◆ Exercise objective:
Which lines below hold the word "waveform"? Report each one.

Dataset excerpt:
-=-=-=-=-
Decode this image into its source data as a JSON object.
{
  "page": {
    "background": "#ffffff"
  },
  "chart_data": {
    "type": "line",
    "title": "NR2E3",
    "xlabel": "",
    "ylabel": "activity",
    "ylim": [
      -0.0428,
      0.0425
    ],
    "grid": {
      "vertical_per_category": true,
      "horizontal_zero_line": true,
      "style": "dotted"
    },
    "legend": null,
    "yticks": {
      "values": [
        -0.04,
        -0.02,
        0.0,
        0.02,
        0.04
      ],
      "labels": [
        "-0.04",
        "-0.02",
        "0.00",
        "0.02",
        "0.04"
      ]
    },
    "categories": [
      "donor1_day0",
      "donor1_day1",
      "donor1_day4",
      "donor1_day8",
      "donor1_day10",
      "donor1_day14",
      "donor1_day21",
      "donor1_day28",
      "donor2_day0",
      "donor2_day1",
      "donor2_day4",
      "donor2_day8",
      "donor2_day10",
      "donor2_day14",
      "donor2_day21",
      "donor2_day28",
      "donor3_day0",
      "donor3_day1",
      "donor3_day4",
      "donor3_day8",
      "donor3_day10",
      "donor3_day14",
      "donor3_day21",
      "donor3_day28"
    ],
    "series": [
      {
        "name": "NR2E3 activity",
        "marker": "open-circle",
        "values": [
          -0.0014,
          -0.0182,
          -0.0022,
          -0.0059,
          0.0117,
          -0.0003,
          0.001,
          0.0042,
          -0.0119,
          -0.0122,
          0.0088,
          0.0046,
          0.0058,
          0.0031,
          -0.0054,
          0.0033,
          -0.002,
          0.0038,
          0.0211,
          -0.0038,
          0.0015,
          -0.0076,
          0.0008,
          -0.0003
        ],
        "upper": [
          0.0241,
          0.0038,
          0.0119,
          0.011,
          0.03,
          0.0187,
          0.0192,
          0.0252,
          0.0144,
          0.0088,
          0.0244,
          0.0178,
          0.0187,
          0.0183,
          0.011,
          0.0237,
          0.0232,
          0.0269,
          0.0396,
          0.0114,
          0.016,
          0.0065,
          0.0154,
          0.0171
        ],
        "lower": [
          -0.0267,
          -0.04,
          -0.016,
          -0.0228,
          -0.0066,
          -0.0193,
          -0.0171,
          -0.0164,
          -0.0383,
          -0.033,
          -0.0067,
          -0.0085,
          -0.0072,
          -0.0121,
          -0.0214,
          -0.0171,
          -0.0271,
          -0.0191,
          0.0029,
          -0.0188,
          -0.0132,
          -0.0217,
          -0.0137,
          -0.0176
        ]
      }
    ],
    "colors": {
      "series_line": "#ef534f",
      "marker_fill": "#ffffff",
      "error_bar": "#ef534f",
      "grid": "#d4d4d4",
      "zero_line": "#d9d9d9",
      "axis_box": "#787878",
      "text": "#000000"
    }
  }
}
-=-=-=-=-
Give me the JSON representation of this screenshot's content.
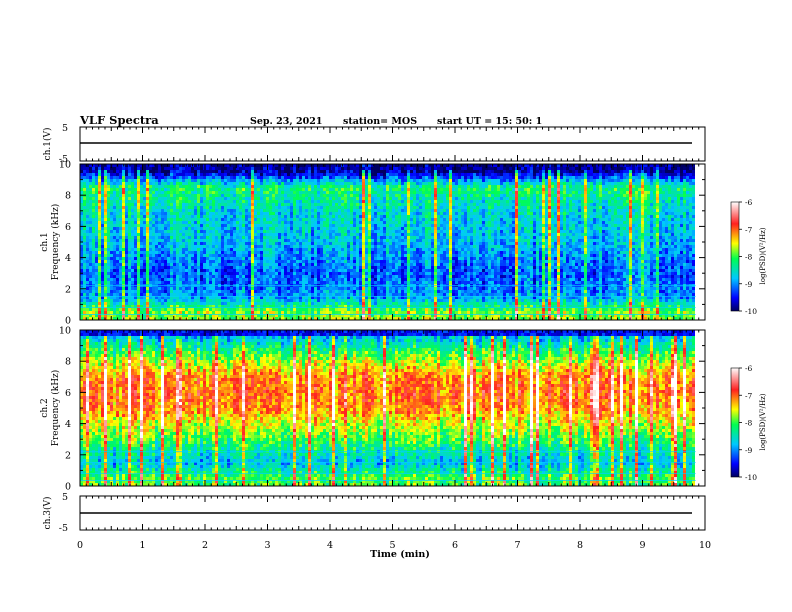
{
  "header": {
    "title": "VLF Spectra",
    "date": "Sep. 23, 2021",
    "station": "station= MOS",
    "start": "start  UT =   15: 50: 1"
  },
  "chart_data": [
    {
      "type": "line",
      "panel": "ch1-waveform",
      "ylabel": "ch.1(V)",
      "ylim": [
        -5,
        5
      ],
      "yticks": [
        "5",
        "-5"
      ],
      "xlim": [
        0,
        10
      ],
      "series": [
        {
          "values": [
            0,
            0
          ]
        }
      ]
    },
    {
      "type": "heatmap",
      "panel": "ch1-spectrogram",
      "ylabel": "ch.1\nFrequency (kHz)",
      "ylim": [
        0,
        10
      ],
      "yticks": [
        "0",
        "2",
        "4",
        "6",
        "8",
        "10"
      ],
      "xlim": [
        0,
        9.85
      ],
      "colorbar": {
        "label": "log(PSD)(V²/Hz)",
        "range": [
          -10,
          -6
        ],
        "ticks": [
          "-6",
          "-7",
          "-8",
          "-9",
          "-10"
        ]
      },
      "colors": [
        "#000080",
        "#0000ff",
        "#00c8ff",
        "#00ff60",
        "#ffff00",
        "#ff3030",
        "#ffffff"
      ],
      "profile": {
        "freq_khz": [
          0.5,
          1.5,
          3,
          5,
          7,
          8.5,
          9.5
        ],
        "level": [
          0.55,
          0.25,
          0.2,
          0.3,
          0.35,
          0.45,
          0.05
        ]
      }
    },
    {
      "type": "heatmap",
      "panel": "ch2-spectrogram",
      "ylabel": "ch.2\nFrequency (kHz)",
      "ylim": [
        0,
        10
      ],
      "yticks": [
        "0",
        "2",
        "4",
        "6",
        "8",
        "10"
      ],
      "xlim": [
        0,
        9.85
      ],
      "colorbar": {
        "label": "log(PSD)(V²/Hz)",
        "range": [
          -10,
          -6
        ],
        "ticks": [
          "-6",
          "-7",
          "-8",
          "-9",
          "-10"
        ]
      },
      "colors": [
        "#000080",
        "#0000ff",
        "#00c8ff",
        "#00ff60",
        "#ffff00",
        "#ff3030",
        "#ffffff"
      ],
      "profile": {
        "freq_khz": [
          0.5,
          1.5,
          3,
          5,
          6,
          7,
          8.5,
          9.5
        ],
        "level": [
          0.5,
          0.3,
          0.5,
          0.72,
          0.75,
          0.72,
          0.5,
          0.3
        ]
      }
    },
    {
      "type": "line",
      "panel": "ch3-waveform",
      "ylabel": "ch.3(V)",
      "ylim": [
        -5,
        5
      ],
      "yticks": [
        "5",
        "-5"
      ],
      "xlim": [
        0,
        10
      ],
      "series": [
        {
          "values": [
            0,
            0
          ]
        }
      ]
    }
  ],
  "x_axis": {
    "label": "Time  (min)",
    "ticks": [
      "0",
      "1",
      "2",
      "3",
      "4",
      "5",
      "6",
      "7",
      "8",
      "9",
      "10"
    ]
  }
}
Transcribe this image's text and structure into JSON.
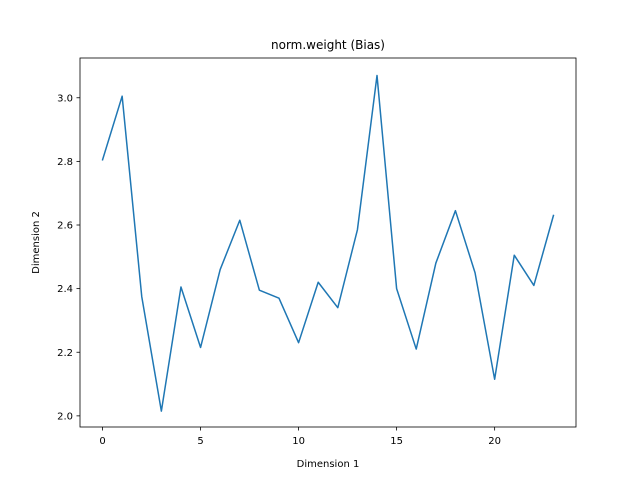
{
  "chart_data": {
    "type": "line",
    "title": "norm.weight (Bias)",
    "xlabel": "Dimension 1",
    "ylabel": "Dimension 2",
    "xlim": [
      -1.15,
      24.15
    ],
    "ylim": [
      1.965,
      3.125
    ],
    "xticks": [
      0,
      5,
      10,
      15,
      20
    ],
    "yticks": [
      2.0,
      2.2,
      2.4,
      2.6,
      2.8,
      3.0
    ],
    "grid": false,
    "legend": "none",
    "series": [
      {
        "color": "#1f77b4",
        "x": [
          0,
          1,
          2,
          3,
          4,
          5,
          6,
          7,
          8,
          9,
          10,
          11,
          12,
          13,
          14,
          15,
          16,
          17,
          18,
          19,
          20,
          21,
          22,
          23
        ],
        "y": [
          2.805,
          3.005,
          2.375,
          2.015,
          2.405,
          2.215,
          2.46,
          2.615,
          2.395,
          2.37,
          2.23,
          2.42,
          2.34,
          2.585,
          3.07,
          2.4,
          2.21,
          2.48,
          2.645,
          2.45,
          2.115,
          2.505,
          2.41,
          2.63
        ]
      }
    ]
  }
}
-=-=-=-=-
◆ Expected answer:
      "panel": "ch1-waveform",
      "panel": "ch3-waveform",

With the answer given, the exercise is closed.